## Start

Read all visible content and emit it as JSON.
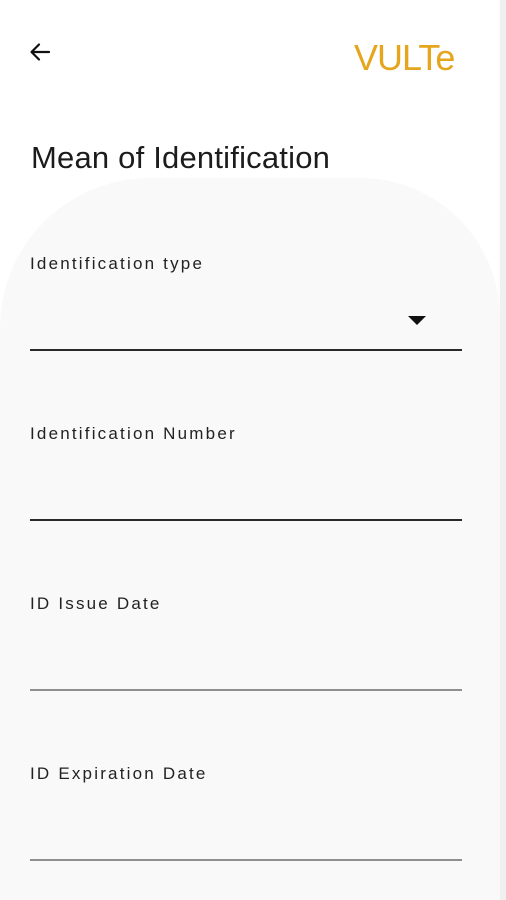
{
  "header": {
    "back_icon": "arrow-left-icon",
    "logo_text": "VULTe",
    "brand_color": "#e5a51c"
  },
  "page": {
    "title": "Mean of Identification"
  },
  "form": {
    "identification_type": {
      "label": "Identification type",
      "value": "",
      "icon": "caret-down-icon"
    },
    "identification_number": {
      "label": "Identification Number",
      "value": ""
    },
    "issue_date": {
      "label": "ID Issue Date",
      "value": ""
    },
    "expiration_date": {
      "label": "ID Expiration Date",
      "value": ""
    }
  }
}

## End

Transcribe the material exactly, leaving every picture out.

Read all visible content and emit it as JSON.
{
  "header": {
    "back_icon": "arrow-left-icon",
    "logo_text": "VULTe",
    "brand_color": "#e5a51c"
  },
  "page": {
    "title": "Mean of Identification"
  },
  "form": {
    "identification_type": {
      "label": "Identification type",
      "value": "",
      "icon": "caret-down-icon"
    },
    "identification_number": {
      "label": "Identification Number",
      "value": ""
    },
    "issue_date": {
      "label": "ID Issue Date",
      "value": ""
    },
    "expiration_date": {
      "label": "ID Expiration Date",
      "value": ""
    }
  }
}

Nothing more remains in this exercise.